BRIEF: Collect each line containing "Average".

start TASK INPUT

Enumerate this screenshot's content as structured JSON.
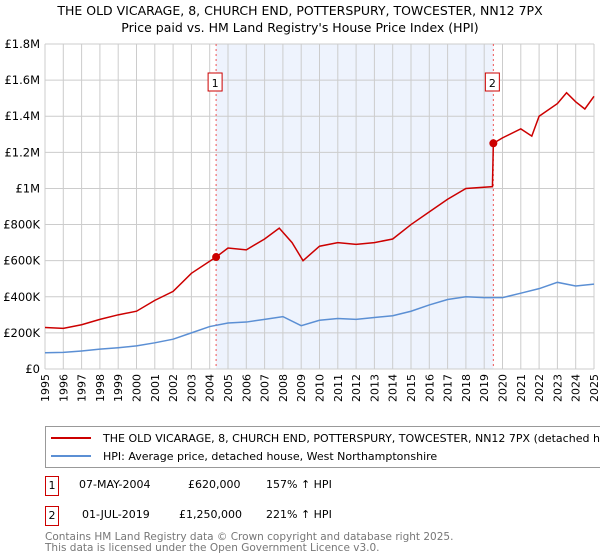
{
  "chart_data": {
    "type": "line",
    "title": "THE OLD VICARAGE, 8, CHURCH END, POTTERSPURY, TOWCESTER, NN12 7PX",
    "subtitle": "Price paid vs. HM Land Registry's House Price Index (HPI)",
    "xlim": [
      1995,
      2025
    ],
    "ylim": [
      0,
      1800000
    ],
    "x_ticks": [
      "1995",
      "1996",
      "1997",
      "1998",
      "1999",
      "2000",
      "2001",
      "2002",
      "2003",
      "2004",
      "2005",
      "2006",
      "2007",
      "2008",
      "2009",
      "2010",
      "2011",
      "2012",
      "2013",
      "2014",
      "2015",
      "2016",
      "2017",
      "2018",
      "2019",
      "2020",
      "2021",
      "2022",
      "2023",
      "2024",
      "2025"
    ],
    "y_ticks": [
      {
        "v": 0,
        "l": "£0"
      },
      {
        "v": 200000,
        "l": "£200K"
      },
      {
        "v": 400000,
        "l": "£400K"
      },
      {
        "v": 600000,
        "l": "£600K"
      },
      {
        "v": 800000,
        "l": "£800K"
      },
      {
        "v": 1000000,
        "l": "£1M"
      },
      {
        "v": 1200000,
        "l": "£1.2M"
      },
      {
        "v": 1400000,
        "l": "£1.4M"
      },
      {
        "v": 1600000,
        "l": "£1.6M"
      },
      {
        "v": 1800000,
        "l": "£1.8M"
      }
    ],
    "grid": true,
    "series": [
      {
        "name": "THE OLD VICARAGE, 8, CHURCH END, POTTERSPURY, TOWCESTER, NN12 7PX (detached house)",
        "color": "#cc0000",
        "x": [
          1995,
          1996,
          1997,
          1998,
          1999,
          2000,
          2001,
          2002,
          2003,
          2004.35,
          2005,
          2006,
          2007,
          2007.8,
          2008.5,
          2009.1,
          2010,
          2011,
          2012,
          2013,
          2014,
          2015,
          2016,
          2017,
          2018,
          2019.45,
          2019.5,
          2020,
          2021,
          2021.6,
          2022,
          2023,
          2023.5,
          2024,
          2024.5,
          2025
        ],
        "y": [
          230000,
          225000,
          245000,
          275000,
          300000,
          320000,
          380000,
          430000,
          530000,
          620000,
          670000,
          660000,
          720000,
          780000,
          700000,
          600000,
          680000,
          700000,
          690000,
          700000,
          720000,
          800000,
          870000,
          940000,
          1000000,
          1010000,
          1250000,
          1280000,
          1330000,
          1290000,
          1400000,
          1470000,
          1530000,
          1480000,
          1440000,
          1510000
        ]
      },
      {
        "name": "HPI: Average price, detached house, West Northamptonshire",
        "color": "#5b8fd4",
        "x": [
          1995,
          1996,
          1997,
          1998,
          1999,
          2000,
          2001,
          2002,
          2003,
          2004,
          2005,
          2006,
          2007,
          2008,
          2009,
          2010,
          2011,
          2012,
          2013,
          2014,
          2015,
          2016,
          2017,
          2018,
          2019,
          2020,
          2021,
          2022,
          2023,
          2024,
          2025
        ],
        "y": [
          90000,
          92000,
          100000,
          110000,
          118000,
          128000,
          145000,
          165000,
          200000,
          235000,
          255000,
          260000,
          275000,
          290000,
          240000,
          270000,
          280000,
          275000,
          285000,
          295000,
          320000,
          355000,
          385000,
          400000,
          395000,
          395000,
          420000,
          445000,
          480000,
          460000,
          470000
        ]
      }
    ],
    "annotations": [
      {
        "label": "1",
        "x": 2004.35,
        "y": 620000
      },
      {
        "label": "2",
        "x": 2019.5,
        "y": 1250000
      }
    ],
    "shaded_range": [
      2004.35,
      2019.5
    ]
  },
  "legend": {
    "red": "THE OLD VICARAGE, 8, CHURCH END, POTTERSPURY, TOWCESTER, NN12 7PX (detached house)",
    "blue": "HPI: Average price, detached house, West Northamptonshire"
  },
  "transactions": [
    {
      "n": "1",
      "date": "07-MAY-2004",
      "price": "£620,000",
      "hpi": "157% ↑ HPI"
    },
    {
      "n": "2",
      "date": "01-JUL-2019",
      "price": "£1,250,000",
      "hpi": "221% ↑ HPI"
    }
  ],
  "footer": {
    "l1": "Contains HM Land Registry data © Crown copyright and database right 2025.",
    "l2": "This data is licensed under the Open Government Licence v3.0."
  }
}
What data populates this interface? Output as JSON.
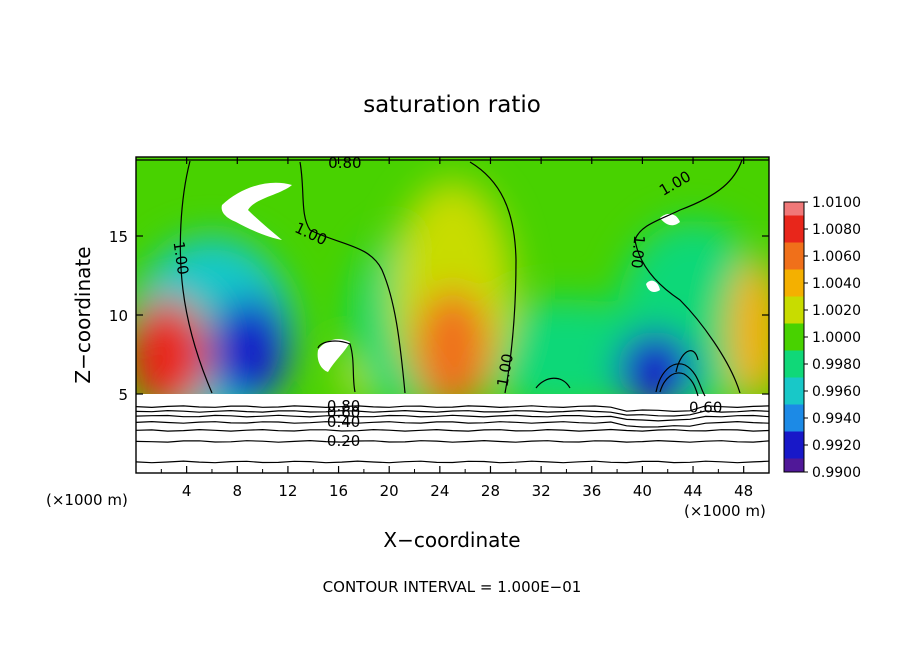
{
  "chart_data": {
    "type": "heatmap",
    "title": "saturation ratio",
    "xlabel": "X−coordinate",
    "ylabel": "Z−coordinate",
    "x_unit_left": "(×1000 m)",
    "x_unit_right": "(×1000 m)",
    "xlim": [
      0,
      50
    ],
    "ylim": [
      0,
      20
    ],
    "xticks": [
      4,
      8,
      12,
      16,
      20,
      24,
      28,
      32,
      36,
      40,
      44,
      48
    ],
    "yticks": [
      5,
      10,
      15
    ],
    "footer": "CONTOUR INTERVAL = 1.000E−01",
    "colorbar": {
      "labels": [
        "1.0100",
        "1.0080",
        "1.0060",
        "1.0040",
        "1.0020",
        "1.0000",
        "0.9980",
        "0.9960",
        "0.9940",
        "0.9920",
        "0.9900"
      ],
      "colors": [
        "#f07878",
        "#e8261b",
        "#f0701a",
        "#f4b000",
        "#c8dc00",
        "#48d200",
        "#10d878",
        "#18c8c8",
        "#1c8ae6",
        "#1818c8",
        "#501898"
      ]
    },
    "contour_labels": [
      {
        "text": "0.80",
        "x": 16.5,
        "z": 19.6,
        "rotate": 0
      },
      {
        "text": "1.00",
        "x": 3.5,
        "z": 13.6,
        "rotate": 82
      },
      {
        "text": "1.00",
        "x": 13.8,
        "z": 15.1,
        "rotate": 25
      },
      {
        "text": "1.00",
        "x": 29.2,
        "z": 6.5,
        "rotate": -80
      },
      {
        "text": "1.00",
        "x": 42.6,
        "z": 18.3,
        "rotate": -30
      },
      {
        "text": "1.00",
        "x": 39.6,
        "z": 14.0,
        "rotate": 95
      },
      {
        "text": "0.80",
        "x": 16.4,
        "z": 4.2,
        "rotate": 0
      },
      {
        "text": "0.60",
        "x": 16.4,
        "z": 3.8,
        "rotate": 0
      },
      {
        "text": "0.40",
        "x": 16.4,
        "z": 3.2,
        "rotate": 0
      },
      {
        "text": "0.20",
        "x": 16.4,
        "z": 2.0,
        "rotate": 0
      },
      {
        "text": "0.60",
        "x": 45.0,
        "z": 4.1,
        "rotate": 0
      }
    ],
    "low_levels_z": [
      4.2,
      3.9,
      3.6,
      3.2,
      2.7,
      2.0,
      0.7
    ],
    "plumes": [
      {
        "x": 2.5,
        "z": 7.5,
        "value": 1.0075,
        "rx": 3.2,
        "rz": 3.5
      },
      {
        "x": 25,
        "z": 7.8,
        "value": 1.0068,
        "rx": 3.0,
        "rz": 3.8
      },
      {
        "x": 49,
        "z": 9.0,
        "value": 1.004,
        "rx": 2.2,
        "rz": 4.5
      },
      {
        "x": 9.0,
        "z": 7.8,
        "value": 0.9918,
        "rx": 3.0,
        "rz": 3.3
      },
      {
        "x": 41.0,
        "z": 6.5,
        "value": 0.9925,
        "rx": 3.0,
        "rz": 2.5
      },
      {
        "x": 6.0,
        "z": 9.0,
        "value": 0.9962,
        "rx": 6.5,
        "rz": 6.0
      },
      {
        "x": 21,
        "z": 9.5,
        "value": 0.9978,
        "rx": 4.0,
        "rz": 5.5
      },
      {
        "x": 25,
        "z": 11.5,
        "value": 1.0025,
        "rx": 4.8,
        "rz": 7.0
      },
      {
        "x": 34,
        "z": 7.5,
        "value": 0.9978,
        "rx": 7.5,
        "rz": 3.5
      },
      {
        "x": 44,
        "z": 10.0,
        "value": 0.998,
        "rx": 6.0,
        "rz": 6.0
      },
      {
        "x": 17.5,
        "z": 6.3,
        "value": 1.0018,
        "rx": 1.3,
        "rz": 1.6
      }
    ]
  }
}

end TASK INPUT

WRITTEN REPLY:
        "name": "HPI: Average price, detached house, West Northamptonshire",
    "blue": "HPI: Average price, detached house, West Northamptonshire"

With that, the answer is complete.